» **WHAT IS NEEDED**
Look through the material below. Copy each line that contains the string "facilities".

» **THE DATA**
##########

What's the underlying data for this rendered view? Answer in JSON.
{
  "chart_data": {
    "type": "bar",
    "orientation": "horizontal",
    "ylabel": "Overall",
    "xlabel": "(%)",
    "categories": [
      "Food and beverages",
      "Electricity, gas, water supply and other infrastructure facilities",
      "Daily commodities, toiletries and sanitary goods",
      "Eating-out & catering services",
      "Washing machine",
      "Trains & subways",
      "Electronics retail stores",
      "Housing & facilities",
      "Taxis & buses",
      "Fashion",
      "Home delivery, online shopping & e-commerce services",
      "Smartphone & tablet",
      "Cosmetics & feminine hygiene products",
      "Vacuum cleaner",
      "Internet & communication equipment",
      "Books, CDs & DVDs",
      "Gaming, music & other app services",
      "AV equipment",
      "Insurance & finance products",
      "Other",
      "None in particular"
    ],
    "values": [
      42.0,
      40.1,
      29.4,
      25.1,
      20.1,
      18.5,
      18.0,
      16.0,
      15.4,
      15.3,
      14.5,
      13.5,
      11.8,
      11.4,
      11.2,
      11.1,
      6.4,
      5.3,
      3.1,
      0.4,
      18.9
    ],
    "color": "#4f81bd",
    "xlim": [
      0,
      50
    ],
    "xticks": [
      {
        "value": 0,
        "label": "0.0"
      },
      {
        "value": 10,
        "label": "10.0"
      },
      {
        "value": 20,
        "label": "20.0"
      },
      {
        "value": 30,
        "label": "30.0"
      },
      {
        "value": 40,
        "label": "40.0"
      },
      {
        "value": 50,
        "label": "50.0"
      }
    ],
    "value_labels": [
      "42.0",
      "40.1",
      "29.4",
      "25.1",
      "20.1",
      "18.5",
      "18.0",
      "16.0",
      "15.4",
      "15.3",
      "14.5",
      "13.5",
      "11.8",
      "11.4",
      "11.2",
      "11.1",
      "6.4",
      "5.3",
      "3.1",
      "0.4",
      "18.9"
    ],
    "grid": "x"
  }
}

##########

» **TASK ANSWER**
      "Electricity, gas, water supply and other infrastructure facilities",
      "Housing & facilities",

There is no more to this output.